Exercise material:
══════════════════════════════
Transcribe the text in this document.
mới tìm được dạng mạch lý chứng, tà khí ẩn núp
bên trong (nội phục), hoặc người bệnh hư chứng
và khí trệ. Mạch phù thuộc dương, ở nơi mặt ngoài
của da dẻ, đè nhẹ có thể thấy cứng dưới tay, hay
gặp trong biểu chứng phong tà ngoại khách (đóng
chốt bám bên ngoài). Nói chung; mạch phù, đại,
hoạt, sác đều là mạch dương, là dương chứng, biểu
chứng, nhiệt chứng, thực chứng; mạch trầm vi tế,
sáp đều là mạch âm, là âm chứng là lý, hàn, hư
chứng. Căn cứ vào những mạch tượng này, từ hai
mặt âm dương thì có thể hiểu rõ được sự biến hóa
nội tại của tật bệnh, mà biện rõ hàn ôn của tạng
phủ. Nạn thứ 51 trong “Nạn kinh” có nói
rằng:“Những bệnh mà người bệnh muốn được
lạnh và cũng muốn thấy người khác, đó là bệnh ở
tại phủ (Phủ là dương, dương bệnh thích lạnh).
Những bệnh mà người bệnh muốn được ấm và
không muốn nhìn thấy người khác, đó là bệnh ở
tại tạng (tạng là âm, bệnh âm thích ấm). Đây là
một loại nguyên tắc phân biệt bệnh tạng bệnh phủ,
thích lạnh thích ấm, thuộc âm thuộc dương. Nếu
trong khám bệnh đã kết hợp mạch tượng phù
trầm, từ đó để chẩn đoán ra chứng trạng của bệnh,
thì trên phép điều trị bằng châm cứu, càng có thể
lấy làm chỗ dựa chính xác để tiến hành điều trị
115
══════════════════════════════
Set exercise: Identify the lines above that contain the word "dương", then copy them.

Answer for the task:
và khí trệ. Mạch phù thuộc dương, ở nơi mặt ngoài
hoạt, sác đều là mạch dương, là dương chứng, biểu
mặt âm dương thì có thể hiểu rõ được sự biến hóa
tại phủ (Phủ là dương, dương bệnh thích lạnh).
thích lạnh thích ấm, thuộc âm thuộc dương. Nếu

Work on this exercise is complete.